WORK REQUEST -
Go through the records and tally the lines that include the word "following". The answer is that total alone.

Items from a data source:
Start of Block

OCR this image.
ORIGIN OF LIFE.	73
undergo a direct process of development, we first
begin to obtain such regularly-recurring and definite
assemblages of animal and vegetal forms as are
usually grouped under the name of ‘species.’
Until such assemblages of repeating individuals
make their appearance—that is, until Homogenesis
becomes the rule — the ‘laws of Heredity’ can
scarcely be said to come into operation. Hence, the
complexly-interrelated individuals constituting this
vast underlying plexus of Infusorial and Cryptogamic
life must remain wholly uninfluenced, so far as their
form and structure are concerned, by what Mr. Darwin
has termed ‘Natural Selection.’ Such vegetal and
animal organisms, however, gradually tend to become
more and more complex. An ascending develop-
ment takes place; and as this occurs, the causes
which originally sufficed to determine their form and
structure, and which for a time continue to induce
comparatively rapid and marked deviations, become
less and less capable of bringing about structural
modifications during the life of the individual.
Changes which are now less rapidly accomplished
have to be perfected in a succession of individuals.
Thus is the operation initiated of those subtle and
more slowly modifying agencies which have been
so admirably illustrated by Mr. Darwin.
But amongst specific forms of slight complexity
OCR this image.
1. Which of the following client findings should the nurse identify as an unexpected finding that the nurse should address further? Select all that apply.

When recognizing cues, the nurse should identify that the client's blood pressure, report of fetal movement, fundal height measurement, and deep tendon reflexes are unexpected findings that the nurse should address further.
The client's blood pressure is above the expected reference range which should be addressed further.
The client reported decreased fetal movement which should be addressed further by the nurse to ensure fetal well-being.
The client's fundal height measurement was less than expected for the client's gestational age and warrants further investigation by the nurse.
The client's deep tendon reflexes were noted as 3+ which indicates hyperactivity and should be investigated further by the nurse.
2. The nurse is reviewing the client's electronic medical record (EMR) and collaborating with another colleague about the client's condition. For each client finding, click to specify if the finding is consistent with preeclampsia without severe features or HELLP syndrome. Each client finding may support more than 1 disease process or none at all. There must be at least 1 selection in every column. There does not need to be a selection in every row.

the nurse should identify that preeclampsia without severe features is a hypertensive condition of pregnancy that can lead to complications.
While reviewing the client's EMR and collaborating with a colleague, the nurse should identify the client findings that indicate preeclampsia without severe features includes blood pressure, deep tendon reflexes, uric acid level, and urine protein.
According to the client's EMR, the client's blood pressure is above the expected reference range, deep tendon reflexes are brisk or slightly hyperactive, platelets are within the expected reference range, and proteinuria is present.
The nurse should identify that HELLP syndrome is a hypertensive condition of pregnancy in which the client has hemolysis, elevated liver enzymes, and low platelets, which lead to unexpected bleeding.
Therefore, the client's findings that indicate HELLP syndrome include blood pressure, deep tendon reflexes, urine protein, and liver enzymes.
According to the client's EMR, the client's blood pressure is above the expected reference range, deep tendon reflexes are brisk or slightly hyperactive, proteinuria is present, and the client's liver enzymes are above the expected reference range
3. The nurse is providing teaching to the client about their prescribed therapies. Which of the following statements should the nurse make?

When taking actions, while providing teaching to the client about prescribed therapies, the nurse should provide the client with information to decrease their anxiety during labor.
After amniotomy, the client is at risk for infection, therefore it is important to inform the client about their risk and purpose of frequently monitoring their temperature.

End of Block

YOUR SOLUTION -
2